• _WHAT YOU WILL DO_
Reproduce the following material exactly, including every line.

╔══

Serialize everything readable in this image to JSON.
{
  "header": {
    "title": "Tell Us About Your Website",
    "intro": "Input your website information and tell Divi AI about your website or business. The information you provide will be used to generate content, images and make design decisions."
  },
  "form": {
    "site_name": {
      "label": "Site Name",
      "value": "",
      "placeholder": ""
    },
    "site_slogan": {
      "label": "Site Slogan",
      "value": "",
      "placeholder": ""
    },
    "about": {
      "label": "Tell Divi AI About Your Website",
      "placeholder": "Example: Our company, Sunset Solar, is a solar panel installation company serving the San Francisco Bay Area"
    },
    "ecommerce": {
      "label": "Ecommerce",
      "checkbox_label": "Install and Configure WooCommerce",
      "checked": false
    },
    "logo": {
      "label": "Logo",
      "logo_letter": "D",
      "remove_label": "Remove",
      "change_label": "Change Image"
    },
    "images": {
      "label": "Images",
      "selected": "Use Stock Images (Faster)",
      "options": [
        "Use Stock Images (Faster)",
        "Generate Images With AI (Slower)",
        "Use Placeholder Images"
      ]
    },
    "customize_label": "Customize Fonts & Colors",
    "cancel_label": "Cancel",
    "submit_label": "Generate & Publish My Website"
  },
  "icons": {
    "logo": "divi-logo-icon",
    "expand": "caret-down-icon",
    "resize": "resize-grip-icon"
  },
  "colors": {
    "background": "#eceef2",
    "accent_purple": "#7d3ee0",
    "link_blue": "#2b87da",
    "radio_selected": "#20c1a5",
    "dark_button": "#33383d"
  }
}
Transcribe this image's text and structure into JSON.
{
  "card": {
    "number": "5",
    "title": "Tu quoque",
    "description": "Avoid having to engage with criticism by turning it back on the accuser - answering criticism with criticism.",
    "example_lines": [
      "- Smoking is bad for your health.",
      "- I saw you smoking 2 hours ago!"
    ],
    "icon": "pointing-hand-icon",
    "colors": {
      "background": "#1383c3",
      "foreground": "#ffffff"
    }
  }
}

╚══

• _PROBLEM SOLUTION_
Serialize everything readable in this image to JSON.
{
  "header": {
    "title": "Tell Us About Your Website",
    "intro": "Input your website information and tell Divi AI about your website or business. The information you provide will be used to generate content, images and make design decisions."
  },
  "form": {
    "site_name": {
      "label": "Site Name",
      "value": "",
      "placeholder": ""
    },
    "site_slogan": {
      "label": "Site Slogan",
      "value": "",
      "placeholder": ""
    },
    "about": {
      "label": "Tell Divi AI About Your Website",
      "placeholder": "Example: Our company, Sunset Solar, is a solar panel installation company serving the San Francisco Bay Area"
    },
    "ecommerce": {
      "label": "Ecommerce",
      "checkbox_label": "Install and Configure WooCommerce",
      "checked": false
    },
    "logo": {
      "label": "Logo",
      "logo_letter": "D",
      "remove_label": "Remove",
      "change_label": "Change Image"
    },
    "images": {
      "label": "Images",
      "selected": "Use Stock Images (Faster)",
      "options": [
        "Use Stock Images (Faster)",
        "Generate Images With AI (Slower)",
        "Use Placeholder Images"
      ]
    },
    "customize_label": "Customize Fonts & Colors",
    "cancel_label": "Cancel",
    "submit_label": "Generate & Publish My Website"
  },
  "icons": {
    "logo": "divi-logo-icon",
    "expand": "caret-down-icon",
    "resize": "resize-grip-icon"
  },
  "colors": {
    "background": "#eceef2",
    "accent_purple": "#7d3ee0",
    "link_blue": "#2b87da",
    "radio_selected": "#20c1a5",
    "dark_button": "#33383d"
  }
}
Transcribe this image's text and structure into JSON.
{
  "card": {
    "number": "5",
    "title": "Tu quoque",
    "description": "Avoid having to engage with criticism by turning it back on the accuser - answering criticism with criticism.",
    "example_lines": [
      "- Smoking is bad for your health.",
      "- I saw you smoking 2 hours ago!"
    ],
    "icon": "pointing-hand-icon",
    "colors": {
      "background": "#1383c3",
      "foreground": "#ffffff"
    }
  }
}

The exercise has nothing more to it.